### Records to use
----------

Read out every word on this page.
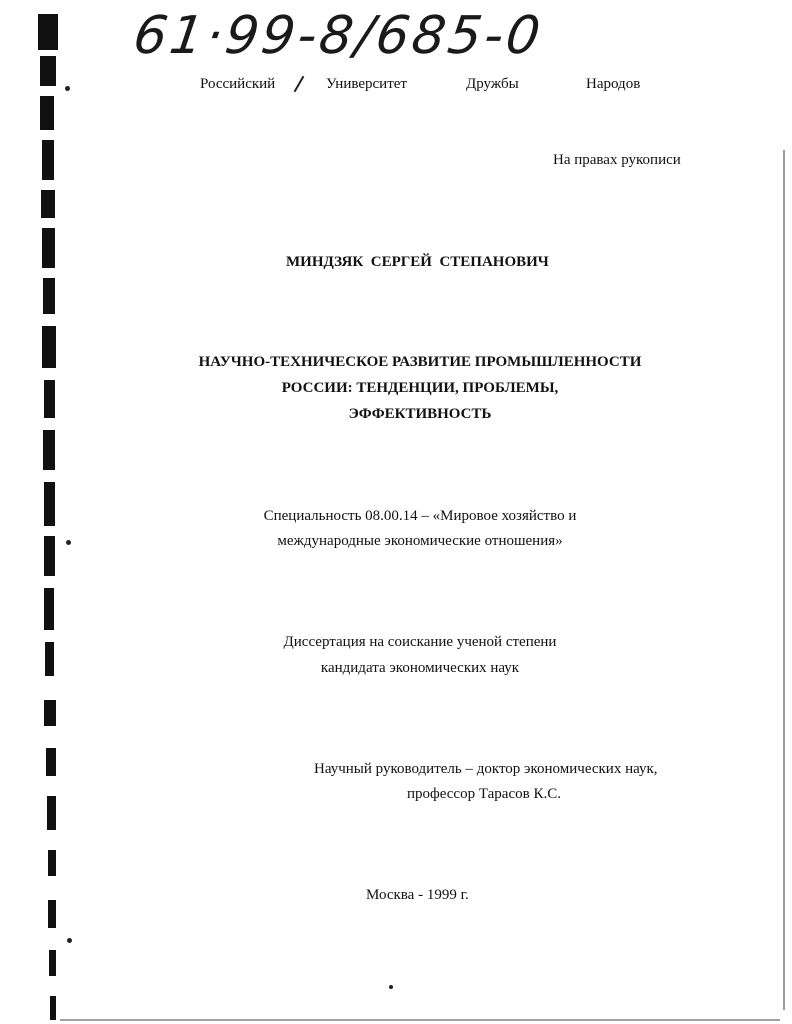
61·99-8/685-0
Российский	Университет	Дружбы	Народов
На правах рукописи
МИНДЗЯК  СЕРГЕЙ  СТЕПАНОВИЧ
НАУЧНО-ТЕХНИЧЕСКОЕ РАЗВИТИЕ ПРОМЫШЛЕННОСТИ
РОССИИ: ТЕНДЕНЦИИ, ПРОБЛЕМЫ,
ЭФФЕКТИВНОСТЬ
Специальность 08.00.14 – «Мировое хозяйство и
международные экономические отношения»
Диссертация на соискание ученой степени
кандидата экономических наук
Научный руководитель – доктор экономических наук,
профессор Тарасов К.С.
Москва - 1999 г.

----------

### Task description
Identify the lines in the entries above that contain "наук", then copy them out.

### Solution
кандидата экономических наук
Научный руководитель – доктор экономических наук,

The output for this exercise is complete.